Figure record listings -
--- start ---

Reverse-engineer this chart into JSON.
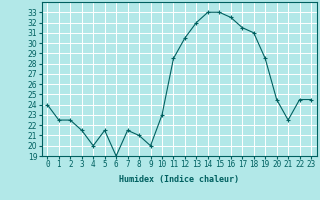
{
  "x": [
    0,
    1,
    2,
    3,
    4,
    5,
    6,
    7,
    8,
    9,
    10,
    11,
    12,
    13,
    14,
    15,
    16,
    17,
    18,
    19,
    20,
    21,
    22,
    23
  ],
  "y": [
    24.0,
    22.5,
    22.5,
    21.5,
    20.0,
    21.5,
    19.0,
    21.5,
    21.0,
    20.0,
    23.0,
    28.5,
    30.5,
    32.0,
    33.0,
    33.0,
    32.5,
    31.5,
    31.0,
    28.5,
    24.5,
    22.5,
    24.5,
    24.5
  ],
  "line_color": "#006060",
  "marker": "+",
  "marker_size": 3,
  "xlabel": "Humidex (Indice chaleur)",
  "bg_color": "#b2e8e8",
  "grid_color": "#ffffff",
  "ylim": [
    19,
    34
  ],
  "xlim": [
    -0.5,
    23.5
  ],
  "yticks": [
    19,
    20,
    21,
    22,
    23,
    24,
    25,
    26,
    27,
    28,
    29,
    30,
    31,
    32,
    33
  ],
  "xtick_labels": [
    "0",
    "1",
    "2",
    "3",
    "4",
    "5",
    "6",
    "7",
    "8",
    "9",
    "10",
    "11",
    "12",
    "13",
    "14",
    "15",
    "16",
    "17",
    "18",
    "19",
    "20",
    "21",
    "22",
    "23"
  ],
  "tick_color": "#006060",
  "label_fontsize": 6.0,
  "tick_fontsize": 5.5
}
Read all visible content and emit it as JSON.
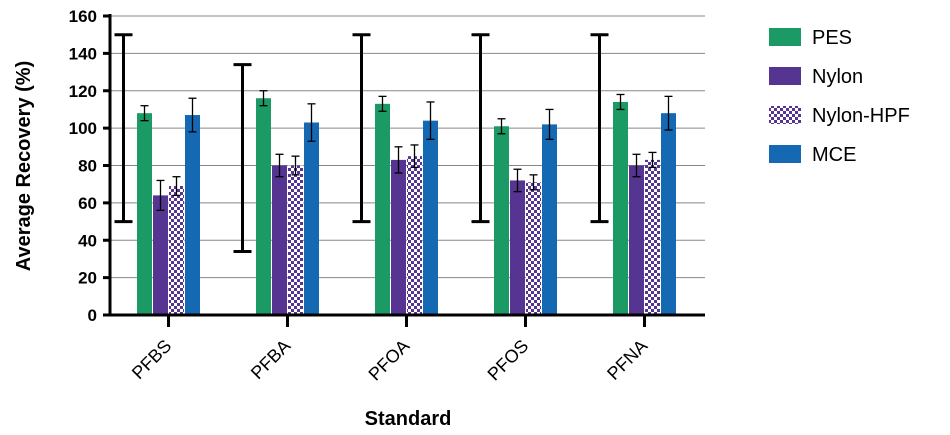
{
  "chart_data": {
    "type": "bar",
    "xlabel": "Standard",
    "ylabel": "Average Recovery (%)",
    "ylim": [
      0,
      160
    ],
    "yticks": [
      0,
      20,
      40,
      60,
      80,
      100,
      120,
      140,
      160
    ],
    "grid": true,
    "legend_position": "right",
    "categories": [
      "PFBS",
      "PFBA",
      "PFOA",
      "PFOS",
      "PFNA"
    ],
    "acceptance_range": [
      [
        50,
        150
      ],
      [
        34,
        134
      ],
      [
        50,
        150
      ],
      [
        50,
        150
      ],
      [
        50,
        150
      ]
    ],
    "series": [
      {
        "name": "PES",
        "color": "#1b9a66",
        "pattern": "solid",
        "values": [
          108,
          116,
          113,
          101,
          114
        ],
        "errors": [
          4,
          4,
          4,
          4,
          4
        ]
      },
      {
        "name": "Nylon",
        "color": "#553492",
        "pattern": "solid",
        "values": [
          64,
          80,
          83,
          72,
          80
        ],
        "errors": [
          8,
          6,
          7,
          6,
          6
        ]
      },
      {
        "name": "Nylon-HPF",
        "color": "#553492",
        "pattern": "checker",
        "values": [
          69,
          80,
          85,
          71,
          83
        ],
        "errors": [
          5,
          5,
          6,
          4,
          4
        ]
      },
      {
        "name": "MCE",
        "color": "#1469b2",
        "pattern": "solid",
        "values": [
          107,
          103,
          104,
          102,
          108
        ],
        "errors": [
          9,
          10,
          10,
          8,
          9
        ]
      }
    ]
  }
}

--- end ---

Stated problem -
Filter the records, keeping only lines that contain "name", and show those lines.

Reply -
        "name": "PES",
        "name": "Nylon",
        "name": "Nylon-HPF",
        "name": "MCE",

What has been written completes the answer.